Extracted data entries:
##############################

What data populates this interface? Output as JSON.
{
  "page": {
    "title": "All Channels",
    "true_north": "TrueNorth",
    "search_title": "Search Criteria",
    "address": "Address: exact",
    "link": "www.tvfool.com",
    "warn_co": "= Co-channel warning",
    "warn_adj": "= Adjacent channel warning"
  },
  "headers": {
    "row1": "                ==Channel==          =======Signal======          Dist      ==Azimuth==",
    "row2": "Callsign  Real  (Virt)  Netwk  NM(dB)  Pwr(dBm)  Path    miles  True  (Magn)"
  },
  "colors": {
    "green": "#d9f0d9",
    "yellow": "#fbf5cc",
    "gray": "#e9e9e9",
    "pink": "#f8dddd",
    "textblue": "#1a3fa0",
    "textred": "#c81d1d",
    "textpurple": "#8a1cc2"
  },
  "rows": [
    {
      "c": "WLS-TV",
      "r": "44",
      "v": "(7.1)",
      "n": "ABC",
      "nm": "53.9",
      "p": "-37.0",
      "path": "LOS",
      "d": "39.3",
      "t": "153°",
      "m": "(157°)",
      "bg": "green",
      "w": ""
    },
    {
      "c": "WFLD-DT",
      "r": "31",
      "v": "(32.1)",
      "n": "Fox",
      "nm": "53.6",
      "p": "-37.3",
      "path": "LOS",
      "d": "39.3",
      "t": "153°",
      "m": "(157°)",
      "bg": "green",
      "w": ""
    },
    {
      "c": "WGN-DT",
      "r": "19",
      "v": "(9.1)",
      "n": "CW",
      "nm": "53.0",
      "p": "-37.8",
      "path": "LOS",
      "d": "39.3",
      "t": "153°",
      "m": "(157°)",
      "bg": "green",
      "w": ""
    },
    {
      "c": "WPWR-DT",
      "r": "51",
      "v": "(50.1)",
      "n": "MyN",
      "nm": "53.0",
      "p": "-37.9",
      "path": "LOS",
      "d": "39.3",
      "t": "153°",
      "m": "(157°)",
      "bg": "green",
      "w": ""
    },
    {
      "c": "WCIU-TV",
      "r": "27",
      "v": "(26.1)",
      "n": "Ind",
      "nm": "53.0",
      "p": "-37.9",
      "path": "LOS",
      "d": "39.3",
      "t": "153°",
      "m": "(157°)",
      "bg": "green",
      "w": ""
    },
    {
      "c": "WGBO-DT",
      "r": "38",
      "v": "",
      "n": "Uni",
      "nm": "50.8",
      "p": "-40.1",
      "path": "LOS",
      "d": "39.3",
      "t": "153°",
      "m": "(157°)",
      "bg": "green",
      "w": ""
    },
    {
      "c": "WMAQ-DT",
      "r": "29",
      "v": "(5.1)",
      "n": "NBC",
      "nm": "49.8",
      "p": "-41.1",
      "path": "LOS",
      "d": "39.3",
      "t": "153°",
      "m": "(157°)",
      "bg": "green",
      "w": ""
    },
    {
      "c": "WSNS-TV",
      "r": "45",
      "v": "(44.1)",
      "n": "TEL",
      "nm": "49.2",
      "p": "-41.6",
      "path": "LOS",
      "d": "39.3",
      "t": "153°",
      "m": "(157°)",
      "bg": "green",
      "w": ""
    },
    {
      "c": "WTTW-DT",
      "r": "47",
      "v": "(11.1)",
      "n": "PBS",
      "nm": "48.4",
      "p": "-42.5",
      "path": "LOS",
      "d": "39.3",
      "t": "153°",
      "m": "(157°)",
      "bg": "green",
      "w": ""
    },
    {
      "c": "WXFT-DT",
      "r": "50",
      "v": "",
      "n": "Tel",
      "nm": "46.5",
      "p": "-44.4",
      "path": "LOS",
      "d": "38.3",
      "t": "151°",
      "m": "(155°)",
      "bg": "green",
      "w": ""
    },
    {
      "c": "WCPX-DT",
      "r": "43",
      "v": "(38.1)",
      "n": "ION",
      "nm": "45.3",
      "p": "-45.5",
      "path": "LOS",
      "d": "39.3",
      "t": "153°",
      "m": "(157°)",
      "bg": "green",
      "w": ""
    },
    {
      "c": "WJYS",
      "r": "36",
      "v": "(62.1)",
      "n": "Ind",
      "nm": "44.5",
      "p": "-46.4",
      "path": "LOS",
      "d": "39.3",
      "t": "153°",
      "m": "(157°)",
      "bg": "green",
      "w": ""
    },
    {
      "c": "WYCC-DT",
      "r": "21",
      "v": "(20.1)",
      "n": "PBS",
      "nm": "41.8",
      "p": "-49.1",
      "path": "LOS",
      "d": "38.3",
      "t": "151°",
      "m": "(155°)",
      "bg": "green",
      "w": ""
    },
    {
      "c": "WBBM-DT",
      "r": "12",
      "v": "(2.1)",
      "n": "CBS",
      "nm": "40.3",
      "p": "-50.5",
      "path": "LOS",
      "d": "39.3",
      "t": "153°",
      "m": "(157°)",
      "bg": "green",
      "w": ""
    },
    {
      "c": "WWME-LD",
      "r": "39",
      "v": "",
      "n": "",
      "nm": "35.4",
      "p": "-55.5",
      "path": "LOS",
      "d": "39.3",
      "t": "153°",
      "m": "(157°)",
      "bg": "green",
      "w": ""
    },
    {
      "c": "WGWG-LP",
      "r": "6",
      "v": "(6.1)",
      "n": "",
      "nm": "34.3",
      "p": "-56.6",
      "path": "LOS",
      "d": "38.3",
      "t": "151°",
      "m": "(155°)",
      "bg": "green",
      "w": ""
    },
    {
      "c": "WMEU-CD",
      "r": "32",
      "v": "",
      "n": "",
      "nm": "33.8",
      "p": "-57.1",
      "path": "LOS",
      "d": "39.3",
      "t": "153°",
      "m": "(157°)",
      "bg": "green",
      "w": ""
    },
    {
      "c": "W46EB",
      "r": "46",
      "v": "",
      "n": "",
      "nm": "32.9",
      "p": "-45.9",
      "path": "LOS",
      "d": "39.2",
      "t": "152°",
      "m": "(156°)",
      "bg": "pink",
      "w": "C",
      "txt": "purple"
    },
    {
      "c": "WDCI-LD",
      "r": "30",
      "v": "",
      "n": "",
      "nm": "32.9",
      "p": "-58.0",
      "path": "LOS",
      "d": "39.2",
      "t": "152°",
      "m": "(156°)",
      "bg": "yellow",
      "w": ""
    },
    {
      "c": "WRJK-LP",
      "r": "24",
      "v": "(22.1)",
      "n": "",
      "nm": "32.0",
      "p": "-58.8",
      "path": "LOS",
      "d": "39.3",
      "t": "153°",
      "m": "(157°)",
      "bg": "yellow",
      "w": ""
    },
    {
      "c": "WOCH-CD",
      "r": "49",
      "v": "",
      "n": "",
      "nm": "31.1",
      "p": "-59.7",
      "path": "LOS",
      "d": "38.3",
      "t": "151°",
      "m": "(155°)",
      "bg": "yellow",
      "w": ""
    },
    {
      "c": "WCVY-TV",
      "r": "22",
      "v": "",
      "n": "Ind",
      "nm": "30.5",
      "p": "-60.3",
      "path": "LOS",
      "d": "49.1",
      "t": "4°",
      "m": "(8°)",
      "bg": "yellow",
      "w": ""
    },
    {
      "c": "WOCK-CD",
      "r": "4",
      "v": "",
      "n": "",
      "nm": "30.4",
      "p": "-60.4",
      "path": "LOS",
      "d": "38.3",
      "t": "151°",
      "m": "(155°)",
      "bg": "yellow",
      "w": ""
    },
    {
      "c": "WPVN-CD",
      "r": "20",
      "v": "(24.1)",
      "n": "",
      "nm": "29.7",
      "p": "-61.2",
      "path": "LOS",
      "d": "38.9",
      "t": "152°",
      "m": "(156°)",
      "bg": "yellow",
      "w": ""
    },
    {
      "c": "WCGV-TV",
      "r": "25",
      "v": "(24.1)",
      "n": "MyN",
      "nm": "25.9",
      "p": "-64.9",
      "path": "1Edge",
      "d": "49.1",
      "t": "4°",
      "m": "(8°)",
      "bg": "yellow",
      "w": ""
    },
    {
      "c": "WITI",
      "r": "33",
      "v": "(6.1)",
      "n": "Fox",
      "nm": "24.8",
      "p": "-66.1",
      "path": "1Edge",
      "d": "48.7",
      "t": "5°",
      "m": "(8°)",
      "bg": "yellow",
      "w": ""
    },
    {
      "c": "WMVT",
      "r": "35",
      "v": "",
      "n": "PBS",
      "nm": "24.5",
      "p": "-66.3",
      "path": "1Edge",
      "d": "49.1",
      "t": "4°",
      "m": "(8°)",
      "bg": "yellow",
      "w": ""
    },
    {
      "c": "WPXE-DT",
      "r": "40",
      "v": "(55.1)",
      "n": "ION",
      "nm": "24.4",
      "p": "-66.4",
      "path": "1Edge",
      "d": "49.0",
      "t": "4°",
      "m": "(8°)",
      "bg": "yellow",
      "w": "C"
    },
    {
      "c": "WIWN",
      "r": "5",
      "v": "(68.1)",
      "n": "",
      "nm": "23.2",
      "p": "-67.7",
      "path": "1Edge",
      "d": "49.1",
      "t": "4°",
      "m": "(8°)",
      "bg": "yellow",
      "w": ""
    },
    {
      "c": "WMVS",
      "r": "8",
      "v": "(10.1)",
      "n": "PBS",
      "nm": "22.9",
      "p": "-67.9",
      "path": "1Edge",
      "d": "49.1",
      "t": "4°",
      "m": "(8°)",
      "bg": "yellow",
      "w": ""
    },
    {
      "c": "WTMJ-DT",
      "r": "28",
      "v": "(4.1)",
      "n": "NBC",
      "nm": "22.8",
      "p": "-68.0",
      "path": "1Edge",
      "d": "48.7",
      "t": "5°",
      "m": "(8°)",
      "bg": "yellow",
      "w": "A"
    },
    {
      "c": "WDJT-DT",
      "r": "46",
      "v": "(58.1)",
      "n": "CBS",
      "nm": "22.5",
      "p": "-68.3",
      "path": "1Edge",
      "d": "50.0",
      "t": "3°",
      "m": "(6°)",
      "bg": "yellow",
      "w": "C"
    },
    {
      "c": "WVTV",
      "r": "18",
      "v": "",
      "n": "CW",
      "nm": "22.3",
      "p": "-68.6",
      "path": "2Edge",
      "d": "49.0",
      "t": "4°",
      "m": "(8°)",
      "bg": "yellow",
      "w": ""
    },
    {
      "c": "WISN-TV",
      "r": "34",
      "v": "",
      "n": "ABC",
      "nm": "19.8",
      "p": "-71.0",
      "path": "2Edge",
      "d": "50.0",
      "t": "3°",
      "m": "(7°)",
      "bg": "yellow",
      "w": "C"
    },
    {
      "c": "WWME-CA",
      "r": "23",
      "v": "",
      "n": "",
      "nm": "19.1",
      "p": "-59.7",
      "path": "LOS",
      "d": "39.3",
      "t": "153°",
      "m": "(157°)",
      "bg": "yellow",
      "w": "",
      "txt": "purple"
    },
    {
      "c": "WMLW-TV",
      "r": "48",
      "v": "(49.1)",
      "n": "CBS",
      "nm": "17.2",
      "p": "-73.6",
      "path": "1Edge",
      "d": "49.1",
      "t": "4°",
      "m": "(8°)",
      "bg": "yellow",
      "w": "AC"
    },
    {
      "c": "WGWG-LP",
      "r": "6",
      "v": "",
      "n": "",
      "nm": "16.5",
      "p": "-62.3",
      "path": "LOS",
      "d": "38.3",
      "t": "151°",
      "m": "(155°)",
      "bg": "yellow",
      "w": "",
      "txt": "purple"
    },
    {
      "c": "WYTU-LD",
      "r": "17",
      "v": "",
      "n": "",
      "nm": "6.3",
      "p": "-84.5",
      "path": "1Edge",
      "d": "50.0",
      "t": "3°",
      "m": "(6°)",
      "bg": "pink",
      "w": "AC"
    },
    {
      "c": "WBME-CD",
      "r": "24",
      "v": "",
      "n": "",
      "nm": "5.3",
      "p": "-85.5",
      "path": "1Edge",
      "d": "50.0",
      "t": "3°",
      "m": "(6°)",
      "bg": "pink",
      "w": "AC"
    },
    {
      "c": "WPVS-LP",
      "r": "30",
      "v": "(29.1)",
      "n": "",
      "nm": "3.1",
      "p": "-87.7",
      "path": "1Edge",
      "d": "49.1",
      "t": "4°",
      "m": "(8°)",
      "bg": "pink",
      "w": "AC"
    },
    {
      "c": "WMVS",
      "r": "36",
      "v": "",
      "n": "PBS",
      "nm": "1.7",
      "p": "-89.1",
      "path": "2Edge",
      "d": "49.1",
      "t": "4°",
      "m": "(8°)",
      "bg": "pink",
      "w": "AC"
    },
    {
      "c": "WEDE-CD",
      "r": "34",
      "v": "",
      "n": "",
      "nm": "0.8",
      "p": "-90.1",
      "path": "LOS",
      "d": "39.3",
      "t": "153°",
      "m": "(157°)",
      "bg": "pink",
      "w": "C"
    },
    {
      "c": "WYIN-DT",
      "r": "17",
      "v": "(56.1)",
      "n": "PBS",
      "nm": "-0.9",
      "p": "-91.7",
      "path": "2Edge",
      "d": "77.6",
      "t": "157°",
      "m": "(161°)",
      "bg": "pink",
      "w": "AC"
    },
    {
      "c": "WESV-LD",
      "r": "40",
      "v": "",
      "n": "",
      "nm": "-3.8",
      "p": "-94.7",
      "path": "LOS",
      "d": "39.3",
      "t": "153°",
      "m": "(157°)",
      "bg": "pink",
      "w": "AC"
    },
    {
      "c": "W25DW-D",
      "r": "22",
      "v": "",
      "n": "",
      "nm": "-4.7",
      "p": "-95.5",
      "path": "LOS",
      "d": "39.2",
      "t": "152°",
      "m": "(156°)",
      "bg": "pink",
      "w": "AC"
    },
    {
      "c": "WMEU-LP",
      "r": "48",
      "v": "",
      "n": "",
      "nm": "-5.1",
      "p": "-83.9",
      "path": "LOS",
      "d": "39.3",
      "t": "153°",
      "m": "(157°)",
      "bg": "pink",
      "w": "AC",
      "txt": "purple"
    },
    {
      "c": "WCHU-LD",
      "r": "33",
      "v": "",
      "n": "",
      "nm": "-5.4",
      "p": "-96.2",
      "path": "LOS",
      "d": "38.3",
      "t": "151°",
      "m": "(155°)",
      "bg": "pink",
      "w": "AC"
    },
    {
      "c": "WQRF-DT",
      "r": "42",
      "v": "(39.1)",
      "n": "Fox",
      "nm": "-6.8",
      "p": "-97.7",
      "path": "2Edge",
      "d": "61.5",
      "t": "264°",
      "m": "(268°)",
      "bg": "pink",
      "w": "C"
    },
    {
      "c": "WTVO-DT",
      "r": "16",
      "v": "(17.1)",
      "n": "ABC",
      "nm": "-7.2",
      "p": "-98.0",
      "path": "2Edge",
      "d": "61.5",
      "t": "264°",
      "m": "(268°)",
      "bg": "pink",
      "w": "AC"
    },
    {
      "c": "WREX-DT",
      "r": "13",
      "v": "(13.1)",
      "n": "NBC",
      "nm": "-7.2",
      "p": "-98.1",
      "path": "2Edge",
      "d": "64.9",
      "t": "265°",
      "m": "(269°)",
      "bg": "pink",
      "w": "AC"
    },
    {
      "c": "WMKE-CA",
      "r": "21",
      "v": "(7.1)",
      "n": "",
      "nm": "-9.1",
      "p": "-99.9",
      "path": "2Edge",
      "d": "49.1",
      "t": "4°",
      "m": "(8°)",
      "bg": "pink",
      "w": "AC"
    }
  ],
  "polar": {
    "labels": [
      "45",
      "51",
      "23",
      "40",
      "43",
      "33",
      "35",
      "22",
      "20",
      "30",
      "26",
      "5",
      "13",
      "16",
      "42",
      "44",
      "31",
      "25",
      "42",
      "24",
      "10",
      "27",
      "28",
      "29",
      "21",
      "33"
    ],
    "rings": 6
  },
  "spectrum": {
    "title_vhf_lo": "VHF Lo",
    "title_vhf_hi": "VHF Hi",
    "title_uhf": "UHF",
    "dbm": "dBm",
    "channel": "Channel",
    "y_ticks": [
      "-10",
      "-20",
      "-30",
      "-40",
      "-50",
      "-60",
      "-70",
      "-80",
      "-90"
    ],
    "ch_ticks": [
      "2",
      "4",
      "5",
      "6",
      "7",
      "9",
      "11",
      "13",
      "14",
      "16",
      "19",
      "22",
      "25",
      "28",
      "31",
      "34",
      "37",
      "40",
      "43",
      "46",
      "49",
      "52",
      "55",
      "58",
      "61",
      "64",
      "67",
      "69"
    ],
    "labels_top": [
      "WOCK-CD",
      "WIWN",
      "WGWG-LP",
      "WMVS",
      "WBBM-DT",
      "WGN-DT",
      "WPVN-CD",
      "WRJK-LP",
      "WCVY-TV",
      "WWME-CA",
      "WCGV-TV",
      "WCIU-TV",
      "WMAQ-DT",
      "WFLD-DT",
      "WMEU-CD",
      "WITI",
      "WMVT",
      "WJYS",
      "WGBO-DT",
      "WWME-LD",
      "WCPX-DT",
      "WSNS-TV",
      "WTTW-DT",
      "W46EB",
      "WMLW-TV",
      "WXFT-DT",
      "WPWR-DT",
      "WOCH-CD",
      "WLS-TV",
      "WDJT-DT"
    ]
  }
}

##############################

* Task brief:
In the listing, find every line with the word "warning" and state how many there are, nothing more.

* Correct response:
2